_RECORDS TO USE_.
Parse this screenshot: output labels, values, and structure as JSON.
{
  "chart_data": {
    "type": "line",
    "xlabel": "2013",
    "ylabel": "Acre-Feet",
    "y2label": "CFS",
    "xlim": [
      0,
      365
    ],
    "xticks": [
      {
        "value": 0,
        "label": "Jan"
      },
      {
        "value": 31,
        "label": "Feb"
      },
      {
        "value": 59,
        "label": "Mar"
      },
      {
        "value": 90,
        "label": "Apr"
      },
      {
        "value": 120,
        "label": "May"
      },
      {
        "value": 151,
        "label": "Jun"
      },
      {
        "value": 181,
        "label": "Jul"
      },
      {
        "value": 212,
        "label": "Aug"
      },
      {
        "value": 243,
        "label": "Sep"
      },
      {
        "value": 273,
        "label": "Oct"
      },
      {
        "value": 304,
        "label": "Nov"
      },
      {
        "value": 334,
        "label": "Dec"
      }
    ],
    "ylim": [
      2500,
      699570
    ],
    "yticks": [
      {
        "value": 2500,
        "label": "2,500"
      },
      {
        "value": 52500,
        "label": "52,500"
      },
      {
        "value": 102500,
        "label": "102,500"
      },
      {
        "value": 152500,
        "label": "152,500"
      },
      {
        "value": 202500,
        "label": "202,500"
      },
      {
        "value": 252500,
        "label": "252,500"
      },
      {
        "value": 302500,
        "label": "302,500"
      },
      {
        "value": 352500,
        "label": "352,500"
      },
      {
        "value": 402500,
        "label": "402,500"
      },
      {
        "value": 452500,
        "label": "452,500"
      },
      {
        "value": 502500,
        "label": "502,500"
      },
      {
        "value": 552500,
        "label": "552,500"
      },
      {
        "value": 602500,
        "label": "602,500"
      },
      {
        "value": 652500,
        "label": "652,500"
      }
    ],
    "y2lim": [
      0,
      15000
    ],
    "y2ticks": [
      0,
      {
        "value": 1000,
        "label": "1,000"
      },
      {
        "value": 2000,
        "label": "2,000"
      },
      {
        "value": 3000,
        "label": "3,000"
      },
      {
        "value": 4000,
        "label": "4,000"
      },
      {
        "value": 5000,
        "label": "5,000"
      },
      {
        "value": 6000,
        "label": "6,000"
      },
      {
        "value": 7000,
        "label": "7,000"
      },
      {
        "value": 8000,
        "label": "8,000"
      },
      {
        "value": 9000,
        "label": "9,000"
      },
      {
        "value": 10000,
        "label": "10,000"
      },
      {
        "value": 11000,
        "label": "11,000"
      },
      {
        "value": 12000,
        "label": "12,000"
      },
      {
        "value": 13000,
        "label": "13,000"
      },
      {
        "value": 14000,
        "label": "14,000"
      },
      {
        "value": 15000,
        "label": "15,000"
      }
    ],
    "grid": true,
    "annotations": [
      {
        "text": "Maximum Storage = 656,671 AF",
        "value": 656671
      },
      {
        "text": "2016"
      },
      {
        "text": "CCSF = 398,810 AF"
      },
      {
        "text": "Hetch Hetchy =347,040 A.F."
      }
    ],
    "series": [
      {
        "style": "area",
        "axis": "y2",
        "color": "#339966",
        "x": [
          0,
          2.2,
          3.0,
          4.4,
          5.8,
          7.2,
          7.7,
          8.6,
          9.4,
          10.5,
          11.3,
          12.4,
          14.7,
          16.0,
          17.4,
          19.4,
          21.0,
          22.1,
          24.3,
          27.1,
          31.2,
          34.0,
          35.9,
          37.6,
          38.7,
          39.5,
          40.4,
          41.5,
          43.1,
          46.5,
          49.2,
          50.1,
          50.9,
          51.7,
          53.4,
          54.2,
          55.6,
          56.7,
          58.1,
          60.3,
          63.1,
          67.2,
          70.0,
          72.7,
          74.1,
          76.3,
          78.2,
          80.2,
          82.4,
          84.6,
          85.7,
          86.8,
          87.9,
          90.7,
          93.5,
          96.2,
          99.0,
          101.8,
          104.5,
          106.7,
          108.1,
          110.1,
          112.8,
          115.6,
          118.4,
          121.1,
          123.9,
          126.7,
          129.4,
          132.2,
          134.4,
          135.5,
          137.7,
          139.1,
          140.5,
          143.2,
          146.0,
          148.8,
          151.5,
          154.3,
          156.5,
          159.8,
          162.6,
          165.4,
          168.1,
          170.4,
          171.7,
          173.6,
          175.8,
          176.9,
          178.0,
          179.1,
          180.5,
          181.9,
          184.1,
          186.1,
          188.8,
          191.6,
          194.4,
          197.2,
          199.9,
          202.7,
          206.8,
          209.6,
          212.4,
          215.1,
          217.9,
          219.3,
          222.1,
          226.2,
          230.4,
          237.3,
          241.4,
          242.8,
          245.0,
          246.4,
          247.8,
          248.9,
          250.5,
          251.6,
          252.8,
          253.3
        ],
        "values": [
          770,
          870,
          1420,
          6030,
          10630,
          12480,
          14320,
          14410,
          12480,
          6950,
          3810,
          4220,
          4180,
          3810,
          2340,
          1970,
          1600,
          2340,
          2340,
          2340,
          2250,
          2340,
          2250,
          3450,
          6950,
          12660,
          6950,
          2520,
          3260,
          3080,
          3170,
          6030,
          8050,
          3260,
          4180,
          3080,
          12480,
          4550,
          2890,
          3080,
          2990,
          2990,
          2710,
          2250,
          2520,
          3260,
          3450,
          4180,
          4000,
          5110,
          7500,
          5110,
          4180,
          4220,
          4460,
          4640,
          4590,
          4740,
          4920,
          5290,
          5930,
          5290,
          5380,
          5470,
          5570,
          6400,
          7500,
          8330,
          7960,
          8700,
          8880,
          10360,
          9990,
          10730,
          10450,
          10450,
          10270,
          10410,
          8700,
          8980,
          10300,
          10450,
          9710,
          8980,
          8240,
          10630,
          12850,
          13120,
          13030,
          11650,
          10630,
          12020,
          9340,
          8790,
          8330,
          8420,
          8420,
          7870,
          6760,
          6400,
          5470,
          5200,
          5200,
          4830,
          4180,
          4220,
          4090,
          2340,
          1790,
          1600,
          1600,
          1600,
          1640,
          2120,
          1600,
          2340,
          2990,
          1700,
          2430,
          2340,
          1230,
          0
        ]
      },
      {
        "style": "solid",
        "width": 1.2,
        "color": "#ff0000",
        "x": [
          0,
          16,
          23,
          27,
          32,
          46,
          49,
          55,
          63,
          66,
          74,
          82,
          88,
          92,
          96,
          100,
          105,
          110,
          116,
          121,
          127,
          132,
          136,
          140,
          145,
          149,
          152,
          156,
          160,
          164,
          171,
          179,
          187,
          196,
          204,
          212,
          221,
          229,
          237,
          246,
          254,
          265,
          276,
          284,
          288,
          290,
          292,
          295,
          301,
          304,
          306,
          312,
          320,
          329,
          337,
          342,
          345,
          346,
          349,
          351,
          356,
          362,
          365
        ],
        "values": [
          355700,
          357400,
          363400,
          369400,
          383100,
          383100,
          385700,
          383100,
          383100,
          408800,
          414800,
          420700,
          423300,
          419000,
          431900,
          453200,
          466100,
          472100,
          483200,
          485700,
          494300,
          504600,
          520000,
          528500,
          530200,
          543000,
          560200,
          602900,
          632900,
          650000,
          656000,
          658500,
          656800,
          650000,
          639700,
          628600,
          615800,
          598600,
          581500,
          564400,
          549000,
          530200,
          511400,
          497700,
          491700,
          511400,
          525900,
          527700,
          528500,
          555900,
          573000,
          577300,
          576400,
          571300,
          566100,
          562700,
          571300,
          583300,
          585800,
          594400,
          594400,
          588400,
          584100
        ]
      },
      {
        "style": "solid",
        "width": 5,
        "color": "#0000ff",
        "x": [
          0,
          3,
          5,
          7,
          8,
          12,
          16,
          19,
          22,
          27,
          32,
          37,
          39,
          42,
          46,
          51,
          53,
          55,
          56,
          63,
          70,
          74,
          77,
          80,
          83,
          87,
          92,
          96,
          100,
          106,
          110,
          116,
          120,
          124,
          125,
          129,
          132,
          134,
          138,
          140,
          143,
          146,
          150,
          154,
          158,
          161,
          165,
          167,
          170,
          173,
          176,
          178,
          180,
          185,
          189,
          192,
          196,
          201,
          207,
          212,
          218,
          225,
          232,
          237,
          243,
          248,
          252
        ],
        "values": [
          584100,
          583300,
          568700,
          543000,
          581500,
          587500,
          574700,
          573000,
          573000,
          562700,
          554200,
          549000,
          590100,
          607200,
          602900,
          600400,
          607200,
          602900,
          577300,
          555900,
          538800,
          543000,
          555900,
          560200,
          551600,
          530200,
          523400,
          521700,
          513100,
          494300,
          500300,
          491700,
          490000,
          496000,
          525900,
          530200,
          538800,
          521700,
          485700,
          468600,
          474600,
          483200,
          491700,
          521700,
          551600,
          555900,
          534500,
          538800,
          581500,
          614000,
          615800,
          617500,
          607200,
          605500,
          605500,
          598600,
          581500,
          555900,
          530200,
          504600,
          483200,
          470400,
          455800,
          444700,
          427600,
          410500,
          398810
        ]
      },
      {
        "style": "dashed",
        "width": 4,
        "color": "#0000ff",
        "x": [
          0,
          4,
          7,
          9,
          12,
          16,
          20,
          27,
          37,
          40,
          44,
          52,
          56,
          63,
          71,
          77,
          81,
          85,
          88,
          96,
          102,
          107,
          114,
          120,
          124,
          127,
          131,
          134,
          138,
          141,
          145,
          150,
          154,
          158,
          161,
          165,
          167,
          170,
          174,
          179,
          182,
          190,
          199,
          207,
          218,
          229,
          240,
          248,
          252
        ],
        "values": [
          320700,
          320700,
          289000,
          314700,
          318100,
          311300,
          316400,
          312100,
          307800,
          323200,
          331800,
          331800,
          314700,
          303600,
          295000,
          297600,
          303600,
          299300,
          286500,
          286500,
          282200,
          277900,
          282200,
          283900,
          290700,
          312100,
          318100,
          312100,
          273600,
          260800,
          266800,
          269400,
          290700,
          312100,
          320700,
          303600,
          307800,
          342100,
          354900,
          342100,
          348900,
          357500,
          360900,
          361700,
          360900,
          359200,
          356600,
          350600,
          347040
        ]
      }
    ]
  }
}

_TASK STATEMENT_. Scan the records above for the string "color", then report every line that contains it.

_RESPONSE TO THIS EXERCISE_.
        "color": "#339966",
        "color": "#ff0000",
        "color": "#0000ff",
        "color": "#0000ff",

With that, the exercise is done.